## What to do
Of the lines in this listing, how many contain the word "Estatal"? Give the number and nothing else.
= = = = =
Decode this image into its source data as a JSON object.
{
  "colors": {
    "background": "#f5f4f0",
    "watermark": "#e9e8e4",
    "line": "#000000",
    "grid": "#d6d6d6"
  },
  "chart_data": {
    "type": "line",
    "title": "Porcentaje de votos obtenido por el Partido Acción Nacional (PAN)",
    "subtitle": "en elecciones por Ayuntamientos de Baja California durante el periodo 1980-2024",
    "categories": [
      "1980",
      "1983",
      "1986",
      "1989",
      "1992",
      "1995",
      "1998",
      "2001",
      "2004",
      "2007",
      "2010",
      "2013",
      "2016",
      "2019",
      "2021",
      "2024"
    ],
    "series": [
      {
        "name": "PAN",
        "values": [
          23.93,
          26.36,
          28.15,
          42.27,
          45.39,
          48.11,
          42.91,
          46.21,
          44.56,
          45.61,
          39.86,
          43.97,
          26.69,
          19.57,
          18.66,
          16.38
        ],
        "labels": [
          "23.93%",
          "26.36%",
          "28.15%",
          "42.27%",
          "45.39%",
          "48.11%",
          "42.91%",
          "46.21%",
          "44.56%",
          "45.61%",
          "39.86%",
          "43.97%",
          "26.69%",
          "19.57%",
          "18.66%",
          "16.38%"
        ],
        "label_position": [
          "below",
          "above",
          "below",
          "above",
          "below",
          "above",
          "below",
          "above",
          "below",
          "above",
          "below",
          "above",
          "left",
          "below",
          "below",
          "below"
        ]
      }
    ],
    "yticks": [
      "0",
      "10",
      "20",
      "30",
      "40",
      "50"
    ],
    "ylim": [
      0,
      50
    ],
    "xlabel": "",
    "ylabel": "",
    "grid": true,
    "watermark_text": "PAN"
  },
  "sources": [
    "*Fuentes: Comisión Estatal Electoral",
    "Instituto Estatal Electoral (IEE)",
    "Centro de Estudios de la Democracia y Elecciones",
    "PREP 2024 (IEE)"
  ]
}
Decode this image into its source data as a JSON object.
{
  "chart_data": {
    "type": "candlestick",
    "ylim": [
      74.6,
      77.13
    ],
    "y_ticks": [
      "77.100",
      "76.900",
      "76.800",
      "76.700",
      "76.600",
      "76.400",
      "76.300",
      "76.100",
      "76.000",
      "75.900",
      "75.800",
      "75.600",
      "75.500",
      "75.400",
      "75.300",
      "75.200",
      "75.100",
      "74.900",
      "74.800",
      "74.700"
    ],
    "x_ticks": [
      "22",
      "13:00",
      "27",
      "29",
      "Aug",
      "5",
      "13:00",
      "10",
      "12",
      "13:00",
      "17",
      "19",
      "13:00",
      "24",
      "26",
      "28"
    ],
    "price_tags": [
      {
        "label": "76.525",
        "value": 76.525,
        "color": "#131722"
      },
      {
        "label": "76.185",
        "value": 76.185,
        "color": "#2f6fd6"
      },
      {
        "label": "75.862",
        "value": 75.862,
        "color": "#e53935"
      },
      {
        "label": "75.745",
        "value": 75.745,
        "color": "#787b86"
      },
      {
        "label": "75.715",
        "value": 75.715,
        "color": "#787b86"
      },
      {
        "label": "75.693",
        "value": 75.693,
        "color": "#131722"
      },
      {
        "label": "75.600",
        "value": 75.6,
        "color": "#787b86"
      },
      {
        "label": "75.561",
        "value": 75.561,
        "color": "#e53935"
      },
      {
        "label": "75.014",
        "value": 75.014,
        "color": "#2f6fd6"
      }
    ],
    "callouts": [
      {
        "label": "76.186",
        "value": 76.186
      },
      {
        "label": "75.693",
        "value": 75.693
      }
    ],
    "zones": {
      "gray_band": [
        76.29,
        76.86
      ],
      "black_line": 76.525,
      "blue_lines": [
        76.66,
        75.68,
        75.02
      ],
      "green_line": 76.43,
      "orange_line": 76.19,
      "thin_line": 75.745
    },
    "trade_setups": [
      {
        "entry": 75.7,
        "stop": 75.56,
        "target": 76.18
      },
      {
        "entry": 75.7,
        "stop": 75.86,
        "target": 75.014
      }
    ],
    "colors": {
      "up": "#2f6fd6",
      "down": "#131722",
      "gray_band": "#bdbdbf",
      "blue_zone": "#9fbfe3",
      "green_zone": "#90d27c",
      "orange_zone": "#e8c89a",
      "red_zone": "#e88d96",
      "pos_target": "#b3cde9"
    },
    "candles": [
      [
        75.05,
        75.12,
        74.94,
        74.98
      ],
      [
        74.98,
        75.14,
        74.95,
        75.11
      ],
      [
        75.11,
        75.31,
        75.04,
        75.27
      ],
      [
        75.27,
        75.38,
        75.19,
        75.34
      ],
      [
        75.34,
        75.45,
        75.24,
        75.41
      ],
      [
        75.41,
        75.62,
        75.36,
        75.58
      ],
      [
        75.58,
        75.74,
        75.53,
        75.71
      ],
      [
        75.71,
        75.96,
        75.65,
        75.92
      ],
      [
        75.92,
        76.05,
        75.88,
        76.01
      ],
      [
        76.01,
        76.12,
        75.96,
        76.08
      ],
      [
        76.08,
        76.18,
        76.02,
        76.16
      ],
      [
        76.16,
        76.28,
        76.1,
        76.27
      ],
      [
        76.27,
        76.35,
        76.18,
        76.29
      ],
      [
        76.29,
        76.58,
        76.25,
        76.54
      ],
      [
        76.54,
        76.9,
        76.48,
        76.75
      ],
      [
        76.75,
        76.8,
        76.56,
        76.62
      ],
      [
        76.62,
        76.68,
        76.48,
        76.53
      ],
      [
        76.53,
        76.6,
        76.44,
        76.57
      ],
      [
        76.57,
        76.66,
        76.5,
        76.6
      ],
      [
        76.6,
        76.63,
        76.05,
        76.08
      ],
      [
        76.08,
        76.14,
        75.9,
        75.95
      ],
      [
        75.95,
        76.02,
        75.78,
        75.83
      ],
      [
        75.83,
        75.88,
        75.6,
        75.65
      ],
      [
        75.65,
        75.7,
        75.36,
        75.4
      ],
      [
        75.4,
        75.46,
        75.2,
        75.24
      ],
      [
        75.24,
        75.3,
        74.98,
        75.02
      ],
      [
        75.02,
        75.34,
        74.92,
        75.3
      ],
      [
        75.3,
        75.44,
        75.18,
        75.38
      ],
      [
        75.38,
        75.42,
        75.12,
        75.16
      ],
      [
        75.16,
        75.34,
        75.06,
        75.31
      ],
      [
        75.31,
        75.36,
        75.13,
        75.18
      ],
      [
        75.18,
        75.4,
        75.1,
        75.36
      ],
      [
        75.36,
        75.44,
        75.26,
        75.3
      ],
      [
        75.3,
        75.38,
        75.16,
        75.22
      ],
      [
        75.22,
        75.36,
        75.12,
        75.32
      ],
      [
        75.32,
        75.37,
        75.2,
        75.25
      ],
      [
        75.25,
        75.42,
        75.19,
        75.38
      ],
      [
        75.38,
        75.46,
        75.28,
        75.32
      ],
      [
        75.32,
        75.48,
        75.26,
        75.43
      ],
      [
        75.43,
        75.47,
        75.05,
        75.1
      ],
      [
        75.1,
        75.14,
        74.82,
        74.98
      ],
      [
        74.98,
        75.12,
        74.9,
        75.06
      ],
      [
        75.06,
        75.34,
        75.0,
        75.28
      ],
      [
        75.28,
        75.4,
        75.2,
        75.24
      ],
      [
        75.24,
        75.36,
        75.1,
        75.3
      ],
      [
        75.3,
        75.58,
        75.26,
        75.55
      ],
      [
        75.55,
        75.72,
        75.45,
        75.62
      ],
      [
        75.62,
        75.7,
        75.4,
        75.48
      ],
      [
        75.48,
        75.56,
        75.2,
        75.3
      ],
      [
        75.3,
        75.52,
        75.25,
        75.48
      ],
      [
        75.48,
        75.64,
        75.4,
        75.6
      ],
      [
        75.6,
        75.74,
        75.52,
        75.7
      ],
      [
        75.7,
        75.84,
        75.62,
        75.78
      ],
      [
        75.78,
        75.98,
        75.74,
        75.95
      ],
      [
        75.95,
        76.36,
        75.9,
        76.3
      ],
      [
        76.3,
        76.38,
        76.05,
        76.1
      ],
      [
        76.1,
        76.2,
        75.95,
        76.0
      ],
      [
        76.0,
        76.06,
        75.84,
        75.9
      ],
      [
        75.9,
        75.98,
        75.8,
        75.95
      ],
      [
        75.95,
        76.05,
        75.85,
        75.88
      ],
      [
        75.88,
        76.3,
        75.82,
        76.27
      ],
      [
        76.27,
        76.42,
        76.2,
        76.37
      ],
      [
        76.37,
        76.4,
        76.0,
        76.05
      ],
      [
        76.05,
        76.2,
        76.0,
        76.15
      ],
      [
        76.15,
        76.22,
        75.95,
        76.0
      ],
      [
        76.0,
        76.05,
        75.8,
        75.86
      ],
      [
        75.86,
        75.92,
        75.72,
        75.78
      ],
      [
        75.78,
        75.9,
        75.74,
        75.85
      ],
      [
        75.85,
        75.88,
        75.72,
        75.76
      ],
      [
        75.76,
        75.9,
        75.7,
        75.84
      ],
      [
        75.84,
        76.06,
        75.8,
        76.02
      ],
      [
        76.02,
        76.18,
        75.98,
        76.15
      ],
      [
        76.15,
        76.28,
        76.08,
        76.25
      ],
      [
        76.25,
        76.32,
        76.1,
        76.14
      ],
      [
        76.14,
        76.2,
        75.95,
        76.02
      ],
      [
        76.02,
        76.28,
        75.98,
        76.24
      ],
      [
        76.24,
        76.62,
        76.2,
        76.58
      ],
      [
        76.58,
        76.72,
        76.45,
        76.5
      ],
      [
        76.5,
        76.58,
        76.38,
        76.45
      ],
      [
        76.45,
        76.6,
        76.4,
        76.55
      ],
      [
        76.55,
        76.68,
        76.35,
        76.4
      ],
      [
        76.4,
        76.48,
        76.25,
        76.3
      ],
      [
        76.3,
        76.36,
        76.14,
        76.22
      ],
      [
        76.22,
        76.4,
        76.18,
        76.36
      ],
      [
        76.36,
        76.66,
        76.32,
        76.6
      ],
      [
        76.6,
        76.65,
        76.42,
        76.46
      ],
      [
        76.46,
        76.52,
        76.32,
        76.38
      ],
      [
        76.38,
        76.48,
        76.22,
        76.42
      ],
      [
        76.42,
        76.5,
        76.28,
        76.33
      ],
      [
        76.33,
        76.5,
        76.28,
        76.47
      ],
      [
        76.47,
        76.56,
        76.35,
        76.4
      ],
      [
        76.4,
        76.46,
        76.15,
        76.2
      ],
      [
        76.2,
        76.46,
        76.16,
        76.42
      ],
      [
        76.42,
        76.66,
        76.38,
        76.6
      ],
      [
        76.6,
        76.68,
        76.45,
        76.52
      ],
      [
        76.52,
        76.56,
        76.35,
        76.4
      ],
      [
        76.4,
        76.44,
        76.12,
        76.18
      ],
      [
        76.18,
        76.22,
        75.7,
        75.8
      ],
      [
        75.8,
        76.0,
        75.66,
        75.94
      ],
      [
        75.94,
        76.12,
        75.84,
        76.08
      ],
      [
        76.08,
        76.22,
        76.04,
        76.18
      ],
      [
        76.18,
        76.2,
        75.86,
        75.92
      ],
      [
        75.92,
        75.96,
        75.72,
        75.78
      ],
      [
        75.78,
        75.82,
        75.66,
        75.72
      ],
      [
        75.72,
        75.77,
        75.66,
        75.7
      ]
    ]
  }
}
= = = = =
## Reply to the task
2